◆ GOAL: Lines containing the string "FRUCTUS" are to be counted; report the total by itself.

(Stored entries)
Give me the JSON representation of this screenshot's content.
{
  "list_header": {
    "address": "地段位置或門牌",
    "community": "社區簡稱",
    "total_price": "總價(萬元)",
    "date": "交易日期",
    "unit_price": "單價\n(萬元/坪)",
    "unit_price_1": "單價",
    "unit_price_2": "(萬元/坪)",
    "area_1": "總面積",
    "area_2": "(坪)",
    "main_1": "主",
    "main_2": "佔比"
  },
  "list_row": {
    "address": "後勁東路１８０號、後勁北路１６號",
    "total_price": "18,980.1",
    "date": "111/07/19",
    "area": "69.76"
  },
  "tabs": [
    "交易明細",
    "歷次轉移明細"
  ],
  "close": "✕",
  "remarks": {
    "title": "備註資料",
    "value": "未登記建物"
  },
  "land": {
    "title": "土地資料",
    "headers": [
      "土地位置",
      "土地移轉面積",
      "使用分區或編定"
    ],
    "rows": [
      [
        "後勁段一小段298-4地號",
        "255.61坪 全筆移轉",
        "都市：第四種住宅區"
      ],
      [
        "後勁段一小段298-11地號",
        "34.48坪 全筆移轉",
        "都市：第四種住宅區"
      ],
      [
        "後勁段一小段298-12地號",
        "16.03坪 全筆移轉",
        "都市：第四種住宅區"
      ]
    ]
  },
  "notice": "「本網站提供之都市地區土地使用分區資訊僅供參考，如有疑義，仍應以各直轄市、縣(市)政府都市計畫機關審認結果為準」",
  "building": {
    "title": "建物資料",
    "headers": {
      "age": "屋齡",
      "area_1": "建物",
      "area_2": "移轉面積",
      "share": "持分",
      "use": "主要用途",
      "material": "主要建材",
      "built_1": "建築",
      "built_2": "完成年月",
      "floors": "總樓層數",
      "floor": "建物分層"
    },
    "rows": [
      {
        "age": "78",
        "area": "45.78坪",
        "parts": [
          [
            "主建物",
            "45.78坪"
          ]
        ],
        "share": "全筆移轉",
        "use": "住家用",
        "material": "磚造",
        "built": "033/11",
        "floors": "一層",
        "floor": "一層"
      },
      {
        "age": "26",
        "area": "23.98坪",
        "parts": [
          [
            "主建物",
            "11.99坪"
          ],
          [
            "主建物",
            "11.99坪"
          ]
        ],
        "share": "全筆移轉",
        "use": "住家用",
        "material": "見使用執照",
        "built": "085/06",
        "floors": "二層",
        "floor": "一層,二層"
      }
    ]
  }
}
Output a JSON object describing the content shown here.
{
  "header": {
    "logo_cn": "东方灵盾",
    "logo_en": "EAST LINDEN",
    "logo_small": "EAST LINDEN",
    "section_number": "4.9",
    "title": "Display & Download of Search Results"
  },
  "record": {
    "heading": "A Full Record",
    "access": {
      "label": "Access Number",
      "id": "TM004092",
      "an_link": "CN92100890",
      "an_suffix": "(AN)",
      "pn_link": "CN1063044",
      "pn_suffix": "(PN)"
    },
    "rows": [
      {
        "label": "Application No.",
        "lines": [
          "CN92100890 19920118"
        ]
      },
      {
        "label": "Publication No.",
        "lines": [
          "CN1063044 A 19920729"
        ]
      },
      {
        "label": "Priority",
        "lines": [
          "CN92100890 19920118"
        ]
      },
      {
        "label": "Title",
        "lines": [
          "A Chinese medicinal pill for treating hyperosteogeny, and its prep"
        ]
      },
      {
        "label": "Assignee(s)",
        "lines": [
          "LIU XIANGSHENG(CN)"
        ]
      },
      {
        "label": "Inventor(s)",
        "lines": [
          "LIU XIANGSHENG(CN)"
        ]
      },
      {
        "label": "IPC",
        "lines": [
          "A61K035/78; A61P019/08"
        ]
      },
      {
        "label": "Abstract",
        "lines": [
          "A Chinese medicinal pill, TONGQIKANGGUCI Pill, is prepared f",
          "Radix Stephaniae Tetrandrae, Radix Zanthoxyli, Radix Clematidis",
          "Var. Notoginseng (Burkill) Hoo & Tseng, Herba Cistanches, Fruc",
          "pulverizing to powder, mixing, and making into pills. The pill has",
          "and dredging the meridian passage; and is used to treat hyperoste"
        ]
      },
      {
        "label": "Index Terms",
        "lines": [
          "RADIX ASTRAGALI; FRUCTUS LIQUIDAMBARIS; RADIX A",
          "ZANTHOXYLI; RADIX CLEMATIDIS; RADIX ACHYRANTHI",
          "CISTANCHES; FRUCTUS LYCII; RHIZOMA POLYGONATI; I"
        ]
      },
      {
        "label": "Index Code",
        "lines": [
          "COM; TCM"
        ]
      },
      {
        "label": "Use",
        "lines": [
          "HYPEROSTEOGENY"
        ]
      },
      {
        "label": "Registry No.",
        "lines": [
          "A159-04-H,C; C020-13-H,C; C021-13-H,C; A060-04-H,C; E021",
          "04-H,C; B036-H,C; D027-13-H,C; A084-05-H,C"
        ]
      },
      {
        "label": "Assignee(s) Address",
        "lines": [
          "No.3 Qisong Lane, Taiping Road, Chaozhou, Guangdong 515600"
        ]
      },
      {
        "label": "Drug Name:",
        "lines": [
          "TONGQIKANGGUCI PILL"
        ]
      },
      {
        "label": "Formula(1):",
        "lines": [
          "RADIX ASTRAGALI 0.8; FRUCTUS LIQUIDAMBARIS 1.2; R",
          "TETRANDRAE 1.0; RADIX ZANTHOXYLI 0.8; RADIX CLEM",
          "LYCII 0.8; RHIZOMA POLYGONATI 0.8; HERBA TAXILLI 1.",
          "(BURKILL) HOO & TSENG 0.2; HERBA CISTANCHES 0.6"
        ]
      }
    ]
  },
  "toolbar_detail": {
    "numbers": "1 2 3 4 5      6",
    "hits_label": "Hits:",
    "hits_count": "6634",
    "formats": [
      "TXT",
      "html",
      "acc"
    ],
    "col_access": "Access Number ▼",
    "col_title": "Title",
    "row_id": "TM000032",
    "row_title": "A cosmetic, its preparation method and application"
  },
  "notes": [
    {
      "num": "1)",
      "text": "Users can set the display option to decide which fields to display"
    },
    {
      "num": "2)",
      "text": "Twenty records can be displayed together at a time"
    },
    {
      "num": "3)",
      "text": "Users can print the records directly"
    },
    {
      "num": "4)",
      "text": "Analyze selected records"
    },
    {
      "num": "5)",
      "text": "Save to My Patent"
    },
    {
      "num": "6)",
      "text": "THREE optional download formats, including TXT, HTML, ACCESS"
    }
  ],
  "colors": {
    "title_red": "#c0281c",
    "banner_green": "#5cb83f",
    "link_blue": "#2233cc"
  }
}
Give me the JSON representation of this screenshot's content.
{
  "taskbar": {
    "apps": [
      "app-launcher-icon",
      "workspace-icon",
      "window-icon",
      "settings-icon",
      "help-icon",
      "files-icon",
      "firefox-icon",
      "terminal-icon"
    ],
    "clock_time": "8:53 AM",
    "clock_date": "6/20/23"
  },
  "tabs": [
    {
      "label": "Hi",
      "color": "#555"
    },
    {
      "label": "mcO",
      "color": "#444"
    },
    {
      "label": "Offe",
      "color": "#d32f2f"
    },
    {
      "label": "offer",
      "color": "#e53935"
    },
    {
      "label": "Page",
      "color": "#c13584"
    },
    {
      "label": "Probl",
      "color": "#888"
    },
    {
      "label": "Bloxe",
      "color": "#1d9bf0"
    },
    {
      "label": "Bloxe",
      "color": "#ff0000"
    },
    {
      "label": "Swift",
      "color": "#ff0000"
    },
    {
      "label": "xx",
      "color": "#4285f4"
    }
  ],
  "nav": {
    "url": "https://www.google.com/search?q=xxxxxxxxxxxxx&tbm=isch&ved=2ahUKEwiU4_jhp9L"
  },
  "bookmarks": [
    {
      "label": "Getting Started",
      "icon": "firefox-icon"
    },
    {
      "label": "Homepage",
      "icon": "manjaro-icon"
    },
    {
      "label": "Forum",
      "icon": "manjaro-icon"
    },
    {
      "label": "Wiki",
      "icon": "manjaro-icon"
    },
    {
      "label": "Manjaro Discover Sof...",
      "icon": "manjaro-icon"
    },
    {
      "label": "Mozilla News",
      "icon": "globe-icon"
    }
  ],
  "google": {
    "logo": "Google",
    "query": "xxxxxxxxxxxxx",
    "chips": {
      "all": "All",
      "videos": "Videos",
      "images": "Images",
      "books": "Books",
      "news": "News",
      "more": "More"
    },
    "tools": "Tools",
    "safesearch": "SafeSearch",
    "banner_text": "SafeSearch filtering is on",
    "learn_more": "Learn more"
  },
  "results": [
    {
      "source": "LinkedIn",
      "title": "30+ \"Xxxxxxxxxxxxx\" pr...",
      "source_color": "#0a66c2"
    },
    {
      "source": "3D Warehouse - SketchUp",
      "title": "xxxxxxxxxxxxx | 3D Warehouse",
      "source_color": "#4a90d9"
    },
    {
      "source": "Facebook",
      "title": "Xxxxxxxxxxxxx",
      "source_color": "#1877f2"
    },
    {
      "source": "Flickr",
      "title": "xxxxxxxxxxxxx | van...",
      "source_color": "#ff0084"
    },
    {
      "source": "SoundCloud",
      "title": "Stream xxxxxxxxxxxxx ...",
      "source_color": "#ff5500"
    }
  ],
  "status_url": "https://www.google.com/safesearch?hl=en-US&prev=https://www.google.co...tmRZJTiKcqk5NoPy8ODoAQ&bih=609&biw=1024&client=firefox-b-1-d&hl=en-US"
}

◆ WRITTEN SOLUTION: 3